→ YOUR INSTRUCTIONS
Copy out each line containing "more" from the entries below.

=== EXERCISE MATERIALS ===

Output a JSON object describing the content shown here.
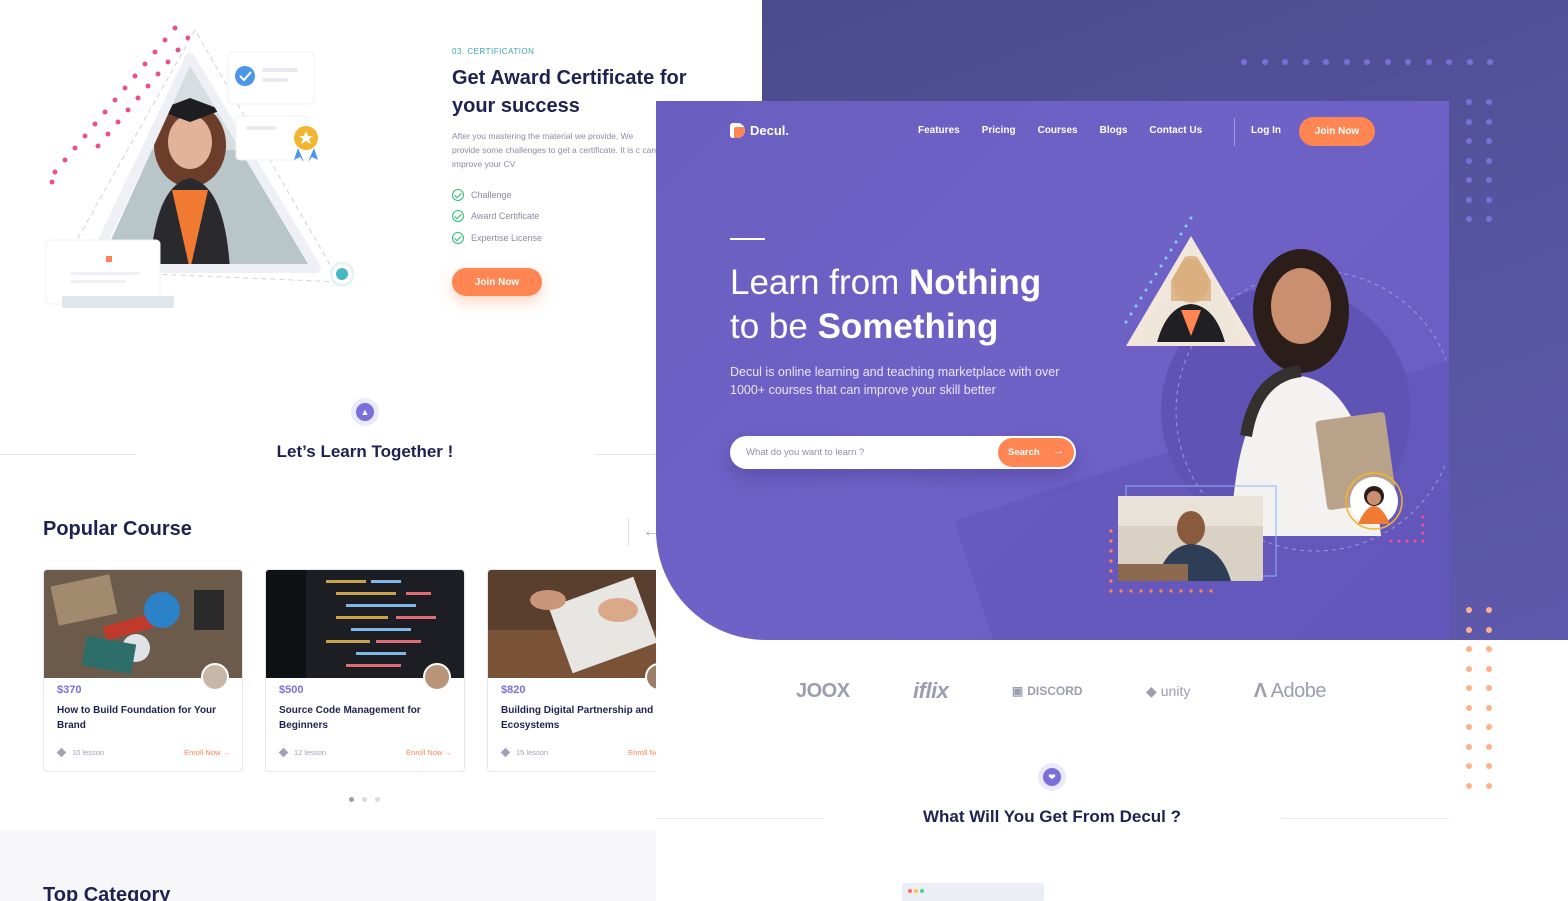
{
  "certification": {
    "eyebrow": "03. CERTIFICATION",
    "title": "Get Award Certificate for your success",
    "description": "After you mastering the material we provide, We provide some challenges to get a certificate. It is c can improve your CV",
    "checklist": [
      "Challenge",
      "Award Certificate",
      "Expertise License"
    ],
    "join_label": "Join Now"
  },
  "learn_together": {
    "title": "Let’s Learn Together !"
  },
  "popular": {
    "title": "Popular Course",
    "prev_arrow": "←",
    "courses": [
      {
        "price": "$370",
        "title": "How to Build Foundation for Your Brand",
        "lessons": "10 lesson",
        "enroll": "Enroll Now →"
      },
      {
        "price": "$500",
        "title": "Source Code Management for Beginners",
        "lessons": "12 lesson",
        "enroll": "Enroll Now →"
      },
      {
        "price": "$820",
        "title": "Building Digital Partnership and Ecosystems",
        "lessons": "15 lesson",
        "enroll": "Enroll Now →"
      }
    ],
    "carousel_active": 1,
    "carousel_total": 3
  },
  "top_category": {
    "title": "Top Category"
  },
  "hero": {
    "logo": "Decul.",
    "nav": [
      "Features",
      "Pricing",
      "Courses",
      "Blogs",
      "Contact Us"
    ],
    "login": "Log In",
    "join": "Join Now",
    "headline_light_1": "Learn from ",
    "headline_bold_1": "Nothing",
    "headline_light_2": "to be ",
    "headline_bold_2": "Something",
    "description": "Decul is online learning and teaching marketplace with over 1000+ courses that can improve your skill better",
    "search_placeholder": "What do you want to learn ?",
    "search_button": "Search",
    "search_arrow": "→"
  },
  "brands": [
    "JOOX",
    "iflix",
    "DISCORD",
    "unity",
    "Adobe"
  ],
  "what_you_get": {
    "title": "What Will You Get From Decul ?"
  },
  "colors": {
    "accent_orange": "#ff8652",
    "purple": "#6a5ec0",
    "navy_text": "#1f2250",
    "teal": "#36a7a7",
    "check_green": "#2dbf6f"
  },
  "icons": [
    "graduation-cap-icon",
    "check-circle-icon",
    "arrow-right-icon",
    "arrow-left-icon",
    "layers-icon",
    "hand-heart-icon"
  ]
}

===
=== EXERCISE MATERIALS ===

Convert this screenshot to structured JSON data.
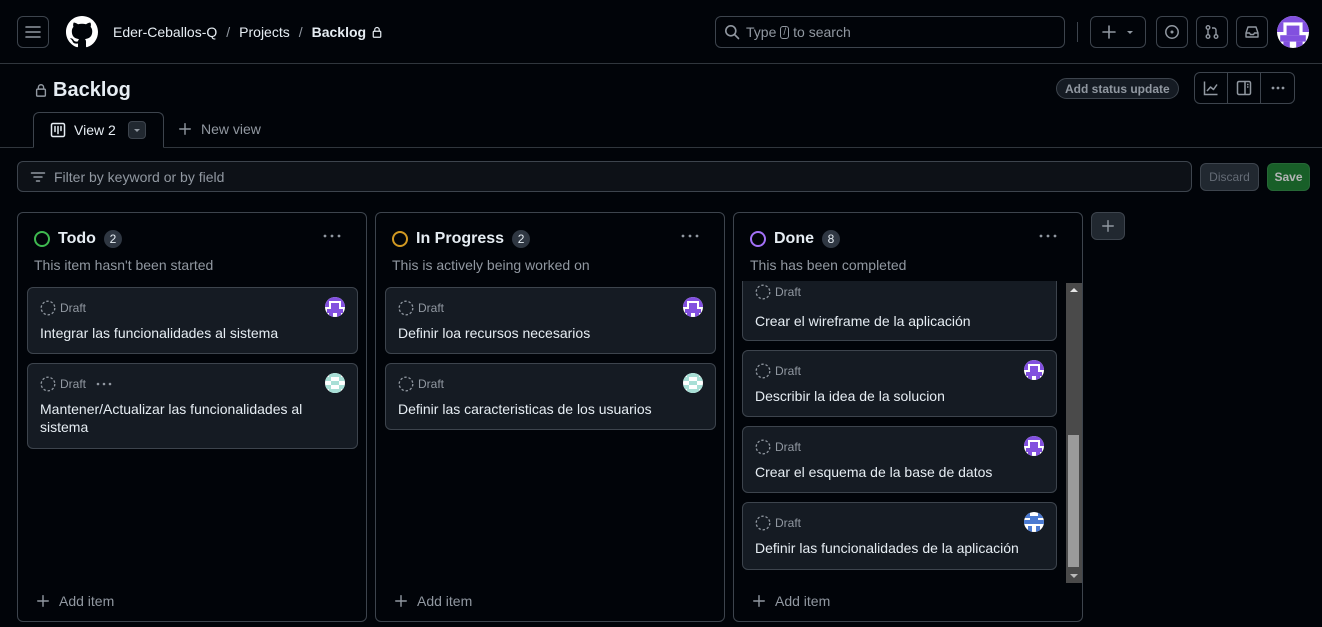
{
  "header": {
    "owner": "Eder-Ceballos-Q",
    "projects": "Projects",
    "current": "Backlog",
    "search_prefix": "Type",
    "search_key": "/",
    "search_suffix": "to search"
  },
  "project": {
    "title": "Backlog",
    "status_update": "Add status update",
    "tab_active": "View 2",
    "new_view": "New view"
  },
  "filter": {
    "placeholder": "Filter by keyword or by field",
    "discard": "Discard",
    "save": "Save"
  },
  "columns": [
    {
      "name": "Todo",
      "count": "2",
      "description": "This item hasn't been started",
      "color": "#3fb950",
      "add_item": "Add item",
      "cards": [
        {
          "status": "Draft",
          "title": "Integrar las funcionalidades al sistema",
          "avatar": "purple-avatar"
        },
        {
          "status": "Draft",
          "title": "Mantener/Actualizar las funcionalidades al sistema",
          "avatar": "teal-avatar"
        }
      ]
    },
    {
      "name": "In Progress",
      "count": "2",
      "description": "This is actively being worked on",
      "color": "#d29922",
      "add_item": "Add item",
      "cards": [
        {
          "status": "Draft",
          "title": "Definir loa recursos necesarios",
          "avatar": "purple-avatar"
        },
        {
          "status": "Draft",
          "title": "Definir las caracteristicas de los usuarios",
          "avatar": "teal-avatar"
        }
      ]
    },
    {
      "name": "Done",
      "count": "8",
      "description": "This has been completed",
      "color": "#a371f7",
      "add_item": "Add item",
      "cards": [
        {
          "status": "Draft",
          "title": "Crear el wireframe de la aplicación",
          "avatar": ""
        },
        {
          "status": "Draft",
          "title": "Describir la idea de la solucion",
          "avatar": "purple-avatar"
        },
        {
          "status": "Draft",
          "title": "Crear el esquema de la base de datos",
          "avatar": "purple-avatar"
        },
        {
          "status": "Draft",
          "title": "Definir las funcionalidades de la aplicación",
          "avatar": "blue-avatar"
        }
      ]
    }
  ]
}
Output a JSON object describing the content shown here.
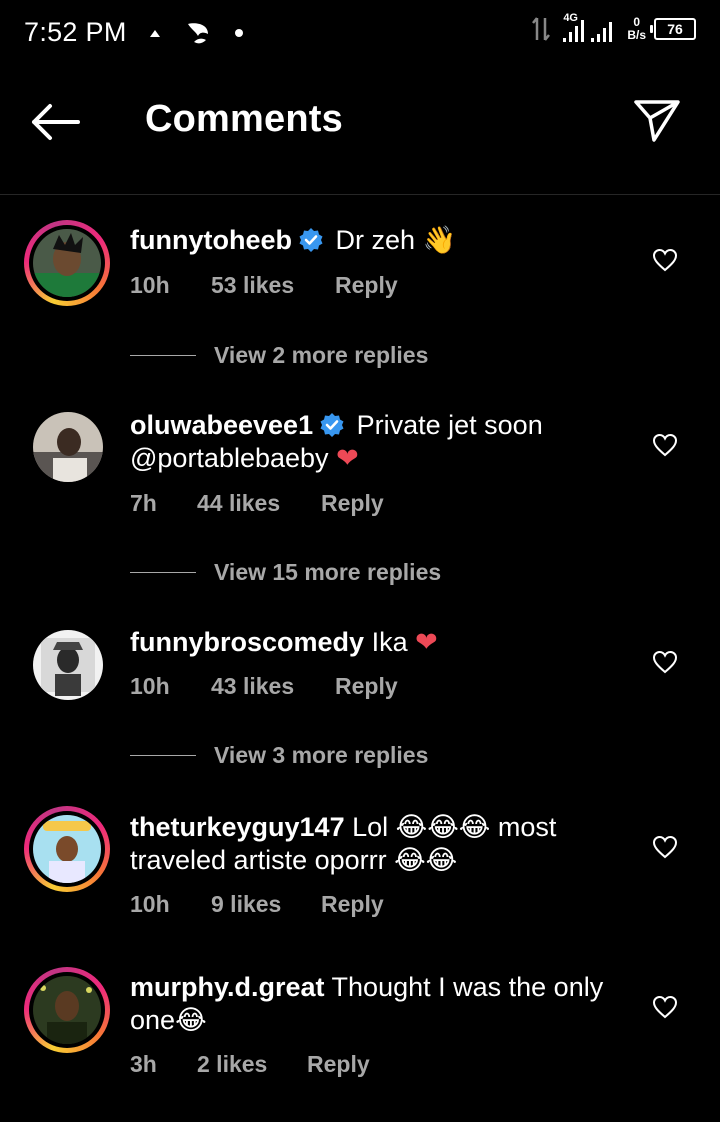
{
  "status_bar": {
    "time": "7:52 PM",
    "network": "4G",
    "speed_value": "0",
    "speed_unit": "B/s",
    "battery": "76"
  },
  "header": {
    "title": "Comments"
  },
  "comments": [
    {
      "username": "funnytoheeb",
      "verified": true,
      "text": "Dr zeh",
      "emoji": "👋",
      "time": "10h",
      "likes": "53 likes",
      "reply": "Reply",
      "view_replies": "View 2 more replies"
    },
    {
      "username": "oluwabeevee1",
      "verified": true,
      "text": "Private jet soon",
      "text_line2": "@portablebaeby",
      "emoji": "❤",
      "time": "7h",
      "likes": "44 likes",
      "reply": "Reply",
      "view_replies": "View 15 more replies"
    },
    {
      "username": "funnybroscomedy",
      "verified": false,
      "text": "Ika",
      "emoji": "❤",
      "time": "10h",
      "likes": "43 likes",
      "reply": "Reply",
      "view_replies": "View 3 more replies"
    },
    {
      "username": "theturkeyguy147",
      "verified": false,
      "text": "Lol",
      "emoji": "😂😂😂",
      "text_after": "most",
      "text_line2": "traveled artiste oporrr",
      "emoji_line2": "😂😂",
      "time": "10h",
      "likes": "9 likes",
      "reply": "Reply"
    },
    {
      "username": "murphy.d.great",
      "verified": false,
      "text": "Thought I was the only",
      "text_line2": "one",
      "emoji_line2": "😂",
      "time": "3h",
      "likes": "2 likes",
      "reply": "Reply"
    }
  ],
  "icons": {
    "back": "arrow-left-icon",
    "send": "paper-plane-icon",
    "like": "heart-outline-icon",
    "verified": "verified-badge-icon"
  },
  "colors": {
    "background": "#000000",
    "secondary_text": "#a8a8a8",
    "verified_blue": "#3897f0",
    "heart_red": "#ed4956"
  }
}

===

→ THE RESULT
      "view_replies": "View 2 more replies"
      "view_replies": "View 15 more replies"
      "view_replies": "View 3 more replies"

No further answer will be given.